Written exercise - Tally the lines holding the word "standard" and state the count by itself.

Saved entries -
###

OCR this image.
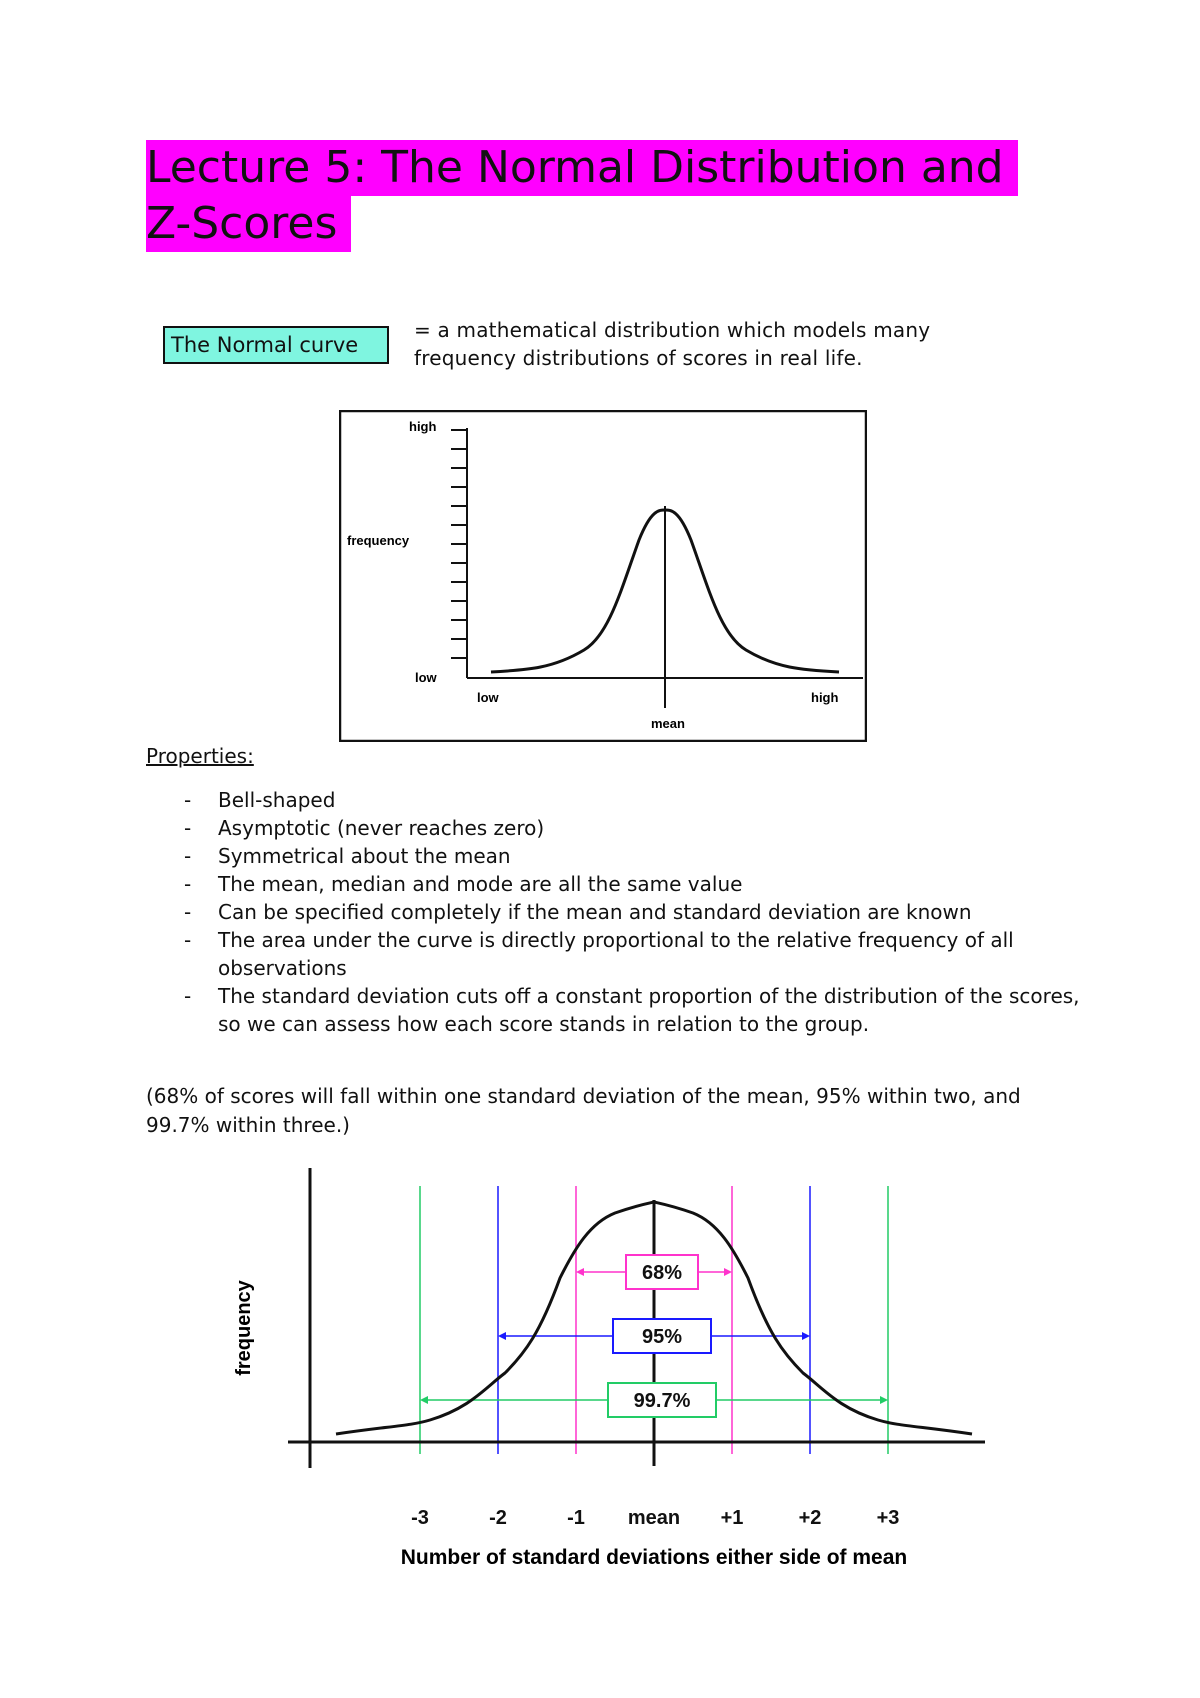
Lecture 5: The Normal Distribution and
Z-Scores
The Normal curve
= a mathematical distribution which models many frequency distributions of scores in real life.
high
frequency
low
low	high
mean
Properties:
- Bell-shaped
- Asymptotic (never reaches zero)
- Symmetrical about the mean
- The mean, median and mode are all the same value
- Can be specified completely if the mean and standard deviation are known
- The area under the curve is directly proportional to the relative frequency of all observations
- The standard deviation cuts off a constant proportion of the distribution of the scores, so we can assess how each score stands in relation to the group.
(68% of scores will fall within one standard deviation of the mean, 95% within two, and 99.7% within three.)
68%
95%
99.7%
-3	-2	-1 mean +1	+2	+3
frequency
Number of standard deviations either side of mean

###

Task solution - 4